— Start of Record extracts —

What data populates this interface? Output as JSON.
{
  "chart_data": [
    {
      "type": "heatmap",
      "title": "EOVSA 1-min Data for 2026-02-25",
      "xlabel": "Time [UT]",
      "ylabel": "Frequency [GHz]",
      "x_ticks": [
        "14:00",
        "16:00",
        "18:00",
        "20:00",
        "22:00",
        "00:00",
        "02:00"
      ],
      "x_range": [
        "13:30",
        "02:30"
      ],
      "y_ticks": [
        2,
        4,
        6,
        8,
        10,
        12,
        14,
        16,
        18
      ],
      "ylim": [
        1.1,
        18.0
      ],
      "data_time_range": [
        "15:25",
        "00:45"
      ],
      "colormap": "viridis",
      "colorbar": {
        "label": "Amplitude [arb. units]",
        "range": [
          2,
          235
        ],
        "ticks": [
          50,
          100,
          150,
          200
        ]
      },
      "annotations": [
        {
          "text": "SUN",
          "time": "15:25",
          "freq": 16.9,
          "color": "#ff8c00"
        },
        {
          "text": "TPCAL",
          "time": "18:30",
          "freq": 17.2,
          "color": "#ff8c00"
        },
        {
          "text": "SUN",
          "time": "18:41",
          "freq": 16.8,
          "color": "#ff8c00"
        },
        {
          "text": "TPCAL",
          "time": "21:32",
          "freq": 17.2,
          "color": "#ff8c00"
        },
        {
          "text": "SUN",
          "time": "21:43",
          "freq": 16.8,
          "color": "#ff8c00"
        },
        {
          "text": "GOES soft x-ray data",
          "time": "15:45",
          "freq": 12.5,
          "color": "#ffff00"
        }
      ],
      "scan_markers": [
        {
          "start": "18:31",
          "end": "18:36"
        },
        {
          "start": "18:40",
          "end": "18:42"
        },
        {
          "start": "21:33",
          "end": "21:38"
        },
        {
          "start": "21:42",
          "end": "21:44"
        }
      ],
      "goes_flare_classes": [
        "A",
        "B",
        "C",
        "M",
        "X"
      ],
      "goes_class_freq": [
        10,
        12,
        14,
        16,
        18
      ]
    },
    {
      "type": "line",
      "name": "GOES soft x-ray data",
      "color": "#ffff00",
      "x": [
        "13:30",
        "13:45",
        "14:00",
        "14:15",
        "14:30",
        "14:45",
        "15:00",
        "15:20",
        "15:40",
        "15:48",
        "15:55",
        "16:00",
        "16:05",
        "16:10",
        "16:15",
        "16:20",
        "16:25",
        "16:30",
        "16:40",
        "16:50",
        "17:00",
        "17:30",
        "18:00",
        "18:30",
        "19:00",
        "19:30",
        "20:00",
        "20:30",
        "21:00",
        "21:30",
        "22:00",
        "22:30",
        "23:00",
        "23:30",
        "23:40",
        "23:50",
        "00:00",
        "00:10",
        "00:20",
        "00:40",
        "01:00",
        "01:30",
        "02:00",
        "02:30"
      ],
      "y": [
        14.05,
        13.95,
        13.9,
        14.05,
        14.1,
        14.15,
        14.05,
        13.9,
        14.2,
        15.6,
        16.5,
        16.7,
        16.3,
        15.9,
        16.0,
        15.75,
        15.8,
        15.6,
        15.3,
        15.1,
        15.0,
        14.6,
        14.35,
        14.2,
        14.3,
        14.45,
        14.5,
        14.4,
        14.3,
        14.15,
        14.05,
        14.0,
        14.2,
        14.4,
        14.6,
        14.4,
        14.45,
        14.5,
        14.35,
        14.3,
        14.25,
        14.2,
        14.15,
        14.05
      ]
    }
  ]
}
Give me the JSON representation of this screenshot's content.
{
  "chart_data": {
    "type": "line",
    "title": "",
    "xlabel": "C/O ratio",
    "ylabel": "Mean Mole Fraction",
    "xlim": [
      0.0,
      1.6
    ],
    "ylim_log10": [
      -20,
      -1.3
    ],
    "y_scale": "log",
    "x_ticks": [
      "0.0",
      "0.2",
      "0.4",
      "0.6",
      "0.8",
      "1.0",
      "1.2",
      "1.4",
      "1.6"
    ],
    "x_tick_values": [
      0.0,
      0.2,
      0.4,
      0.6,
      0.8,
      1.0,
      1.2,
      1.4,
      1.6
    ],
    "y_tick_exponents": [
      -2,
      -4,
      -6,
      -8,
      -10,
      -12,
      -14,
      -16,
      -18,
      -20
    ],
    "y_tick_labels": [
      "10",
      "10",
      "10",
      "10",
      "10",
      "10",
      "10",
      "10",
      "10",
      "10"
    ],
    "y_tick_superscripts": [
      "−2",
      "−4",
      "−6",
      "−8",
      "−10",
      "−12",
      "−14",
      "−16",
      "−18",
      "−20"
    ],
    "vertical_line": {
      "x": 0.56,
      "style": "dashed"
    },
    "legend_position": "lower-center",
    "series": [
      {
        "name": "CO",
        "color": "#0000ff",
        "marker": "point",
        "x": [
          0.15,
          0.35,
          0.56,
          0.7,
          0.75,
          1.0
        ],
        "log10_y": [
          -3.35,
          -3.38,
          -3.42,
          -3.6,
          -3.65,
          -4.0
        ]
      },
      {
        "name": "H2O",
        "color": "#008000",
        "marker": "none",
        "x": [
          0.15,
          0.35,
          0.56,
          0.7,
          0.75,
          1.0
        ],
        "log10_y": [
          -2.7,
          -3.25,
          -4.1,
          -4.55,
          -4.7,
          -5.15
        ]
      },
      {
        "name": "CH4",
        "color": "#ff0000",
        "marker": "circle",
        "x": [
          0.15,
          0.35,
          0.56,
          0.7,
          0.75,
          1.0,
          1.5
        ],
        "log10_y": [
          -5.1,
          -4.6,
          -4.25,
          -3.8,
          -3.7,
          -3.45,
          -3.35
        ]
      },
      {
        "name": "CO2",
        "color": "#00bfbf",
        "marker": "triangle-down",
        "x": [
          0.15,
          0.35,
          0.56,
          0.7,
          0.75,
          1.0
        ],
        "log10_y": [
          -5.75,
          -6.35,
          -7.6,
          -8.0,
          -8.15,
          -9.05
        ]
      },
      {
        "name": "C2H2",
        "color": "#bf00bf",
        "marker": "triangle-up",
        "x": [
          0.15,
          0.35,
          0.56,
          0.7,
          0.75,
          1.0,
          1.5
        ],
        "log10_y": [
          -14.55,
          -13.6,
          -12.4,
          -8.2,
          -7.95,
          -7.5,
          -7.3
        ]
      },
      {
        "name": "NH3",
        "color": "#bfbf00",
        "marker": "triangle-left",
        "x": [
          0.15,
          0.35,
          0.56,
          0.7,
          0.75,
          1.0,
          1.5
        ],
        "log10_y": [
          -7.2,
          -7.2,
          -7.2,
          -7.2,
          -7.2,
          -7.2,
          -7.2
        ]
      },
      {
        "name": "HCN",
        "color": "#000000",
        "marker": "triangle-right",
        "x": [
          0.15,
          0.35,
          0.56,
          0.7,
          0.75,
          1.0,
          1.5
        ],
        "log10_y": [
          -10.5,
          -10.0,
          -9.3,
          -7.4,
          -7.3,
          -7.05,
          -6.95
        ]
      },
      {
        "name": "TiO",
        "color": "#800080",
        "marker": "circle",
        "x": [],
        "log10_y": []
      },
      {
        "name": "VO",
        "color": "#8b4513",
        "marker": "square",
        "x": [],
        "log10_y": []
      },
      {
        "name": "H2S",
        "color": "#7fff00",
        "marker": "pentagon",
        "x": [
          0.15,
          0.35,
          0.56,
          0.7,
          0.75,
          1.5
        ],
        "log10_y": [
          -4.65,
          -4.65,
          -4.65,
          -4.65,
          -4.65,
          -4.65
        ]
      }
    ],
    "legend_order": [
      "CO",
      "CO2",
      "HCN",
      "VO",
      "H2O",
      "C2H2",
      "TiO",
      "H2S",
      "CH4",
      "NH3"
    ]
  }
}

— End of Record extracts —
— Start of Record extracts —

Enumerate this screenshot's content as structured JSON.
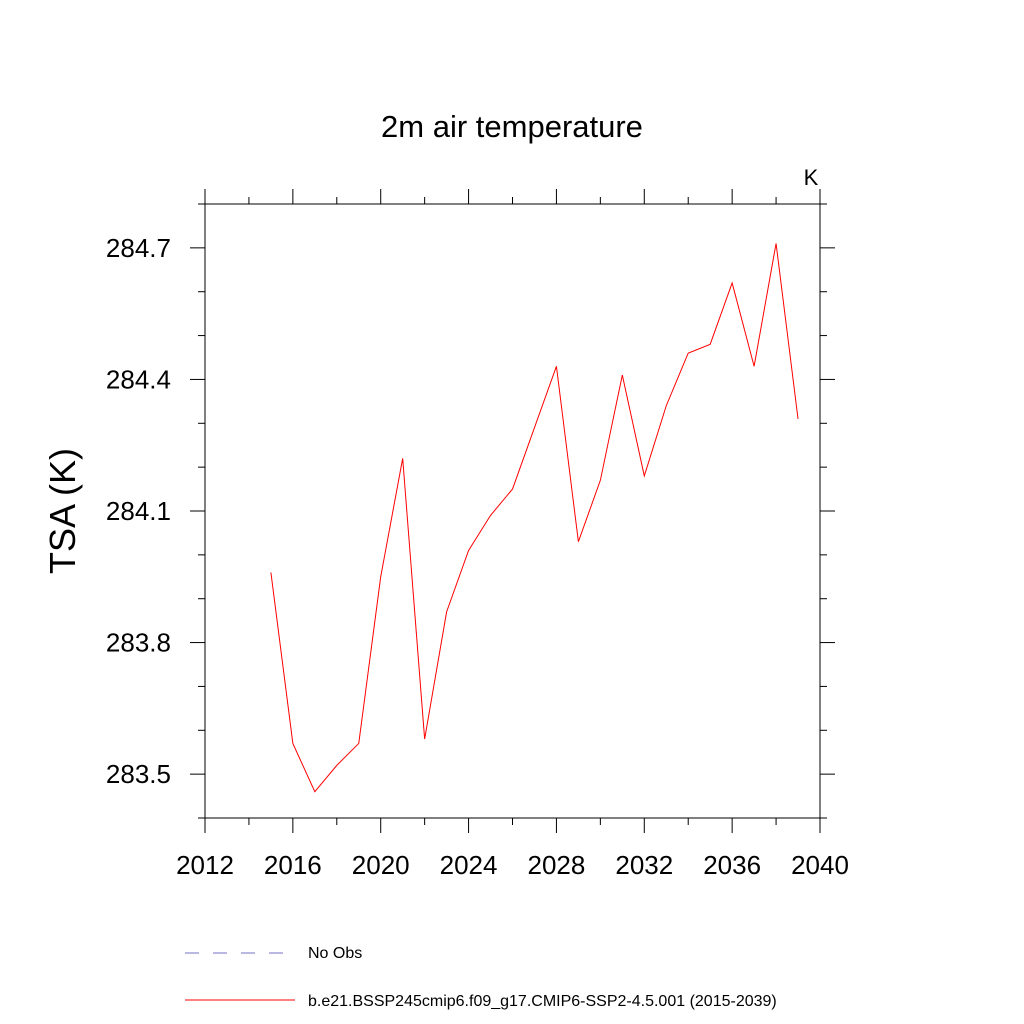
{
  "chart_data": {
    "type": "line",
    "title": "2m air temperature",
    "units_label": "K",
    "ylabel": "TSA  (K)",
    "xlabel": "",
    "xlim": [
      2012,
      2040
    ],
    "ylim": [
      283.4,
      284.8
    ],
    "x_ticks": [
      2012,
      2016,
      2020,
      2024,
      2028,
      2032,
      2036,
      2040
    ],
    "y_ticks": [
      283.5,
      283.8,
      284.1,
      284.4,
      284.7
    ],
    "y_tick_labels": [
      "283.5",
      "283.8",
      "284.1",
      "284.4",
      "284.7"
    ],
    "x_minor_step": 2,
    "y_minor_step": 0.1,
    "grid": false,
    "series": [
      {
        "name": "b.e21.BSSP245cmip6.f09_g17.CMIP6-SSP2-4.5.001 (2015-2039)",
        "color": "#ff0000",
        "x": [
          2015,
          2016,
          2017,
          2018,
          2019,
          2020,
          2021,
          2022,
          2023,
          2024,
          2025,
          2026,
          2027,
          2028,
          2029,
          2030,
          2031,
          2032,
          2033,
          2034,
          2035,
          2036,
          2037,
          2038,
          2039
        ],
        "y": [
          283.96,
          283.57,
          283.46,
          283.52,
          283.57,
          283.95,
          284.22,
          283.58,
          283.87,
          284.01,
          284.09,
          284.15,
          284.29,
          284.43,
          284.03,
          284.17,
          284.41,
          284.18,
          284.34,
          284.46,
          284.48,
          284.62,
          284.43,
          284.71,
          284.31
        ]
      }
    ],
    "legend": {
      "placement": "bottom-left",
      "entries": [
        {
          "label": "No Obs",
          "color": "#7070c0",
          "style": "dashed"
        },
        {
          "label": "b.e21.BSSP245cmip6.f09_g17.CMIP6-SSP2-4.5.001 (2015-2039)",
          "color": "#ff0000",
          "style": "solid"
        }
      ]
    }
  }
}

— End of Record extracts —
— Start of Record extracts —

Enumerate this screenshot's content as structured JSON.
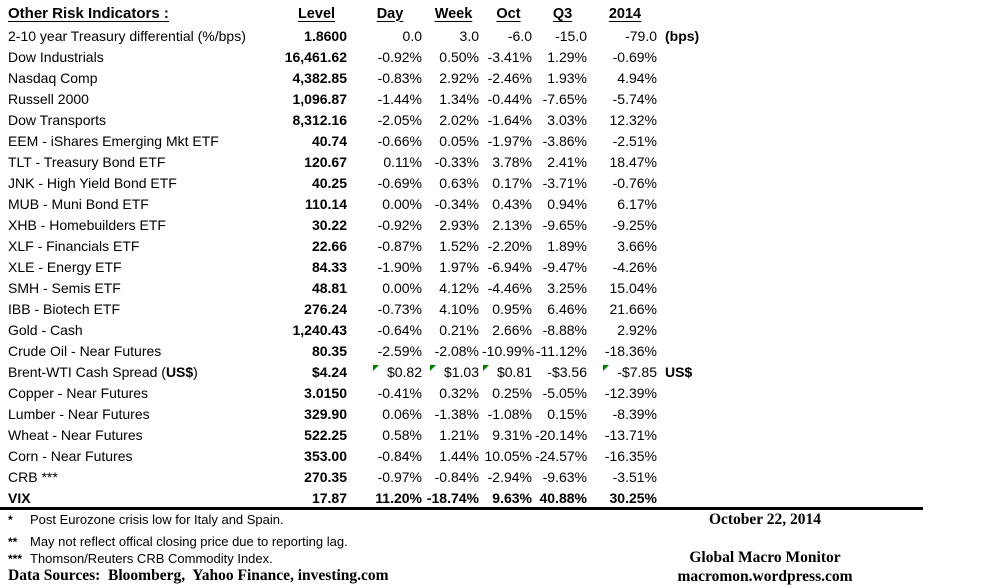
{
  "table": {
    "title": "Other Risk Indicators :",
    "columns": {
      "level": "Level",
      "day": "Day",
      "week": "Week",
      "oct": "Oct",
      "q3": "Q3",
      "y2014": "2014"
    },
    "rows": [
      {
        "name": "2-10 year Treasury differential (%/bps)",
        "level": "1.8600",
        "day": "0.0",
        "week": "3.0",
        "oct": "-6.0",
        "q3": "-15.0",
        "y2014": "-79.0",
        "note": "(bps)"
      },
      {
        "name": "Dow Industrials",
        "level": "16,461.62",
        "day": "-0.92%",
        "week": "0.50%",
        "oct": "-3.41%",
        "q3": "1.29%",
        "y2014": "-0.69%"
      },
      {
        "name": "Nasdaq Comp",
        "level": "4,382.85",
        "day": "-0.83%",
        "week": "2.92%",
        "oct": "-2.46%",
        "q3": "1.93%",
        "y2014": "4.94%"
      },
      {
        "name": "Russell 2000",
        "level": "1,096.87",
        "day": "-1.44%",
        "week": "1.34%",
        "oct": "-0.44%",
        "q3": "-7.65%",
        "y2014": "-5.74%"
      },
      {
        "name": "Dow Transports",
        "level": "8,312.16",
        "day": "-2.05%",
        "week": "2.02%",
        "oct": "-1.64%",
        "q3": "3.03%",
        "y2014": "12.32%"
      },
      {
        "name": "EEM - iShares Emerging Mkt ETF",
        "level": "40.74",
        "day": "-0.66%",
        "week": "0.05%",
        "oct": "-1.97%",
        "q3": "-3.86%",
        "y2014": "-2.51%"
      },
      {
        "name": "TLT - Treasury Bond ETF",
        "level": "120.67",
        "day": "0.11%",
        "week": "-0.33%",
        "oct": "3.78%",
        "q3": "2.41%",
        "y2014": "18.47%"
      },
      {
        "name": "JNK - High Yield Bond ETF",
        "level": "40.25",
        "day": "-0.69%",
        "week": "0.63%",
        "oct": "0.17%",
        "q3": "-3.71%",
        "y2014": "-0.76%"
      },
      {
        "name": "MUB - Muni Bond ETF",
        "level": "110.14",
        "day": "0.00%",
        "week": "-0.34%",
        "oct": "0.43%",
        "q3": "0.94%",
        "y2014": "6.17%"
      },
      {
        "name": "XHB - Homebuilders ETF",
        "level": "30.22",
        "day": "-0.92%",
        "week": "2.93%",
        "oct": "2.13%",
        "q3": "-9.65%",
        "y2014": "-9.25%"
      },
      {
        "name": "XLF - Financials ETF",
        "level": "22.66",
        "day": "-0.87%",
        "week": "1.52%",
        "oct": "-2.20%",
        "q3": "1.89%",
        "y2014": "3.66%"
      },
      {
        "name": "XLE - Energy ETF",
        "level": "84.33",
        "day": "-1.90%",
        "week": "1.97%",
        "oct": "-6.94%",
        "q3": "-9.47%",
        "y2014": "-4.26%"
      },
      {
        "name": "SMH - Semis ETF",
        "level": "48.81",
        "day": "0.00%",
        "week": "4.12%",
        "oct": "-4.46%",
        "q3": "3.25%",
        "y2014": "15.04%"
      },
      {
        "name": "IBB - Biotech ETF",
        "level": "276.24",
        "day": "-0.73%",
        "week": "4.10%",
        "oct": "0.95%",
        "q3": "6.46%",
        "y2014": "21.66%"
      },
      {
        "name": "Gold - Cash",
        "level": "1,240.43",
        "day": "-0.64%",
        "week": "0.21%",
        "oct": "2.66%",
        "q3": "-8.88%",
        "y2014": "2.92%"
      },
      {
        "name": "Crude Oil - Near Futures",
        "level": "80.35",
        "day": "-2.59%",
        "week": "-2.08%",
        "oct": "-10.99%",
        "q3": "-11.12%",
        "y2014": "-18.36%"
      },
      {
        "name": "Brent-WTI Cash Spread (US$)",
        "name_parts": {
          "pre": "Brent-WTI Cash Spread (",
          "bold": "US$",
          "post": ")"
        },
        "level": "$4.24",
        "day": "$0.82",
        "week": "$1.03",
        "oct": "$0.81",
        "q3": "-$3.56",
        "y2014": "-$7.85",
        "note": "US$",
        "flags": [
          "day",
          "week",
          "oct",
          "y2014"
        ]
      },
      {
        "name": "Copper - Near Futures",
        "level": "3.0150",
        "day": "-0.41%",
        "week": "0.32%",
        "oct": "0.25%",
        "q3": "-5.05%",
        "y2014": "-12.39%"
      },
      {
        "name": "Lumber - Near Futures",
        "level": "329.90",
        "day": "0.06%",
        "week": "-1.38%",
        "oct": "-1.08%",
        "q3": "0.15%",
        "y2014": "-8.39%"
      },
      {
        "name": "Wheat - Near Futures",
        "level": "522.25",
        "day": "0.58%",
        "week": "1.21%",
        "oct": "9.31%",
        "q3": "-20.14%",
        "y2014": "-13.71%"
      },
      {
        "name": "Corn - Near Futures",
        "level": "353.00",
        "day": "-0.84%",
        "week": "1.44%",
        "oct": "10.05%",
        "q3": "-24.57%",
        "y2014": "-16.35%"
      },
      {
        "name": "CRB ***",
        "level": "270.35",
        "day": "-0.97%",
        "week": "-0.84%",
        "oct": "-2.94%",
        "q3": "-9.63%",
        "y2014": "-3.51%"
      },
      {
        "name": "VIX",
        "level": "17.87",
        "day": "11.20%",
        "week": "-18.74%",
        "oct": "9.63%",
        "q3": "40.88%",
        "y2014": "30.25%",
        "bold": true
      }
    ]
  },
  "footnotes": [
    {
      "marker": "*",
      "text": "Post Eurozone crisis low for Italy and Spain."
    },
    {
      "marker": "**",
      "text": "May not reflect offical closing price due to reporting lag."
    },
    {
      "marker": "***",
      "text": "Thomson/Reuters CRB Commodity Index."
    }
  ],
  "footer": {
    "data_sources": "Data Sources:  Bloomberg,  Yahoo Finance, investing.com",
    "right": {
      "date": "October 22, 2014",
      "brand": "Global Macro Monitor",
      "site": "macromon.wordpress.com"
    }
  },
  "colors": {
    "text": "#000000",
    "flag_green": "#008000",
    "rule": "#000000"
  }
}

— End of Record extracts —

#### What to produce:
How many of these lines contain "Near"? Write only the number.

#### Response for this exercise:
5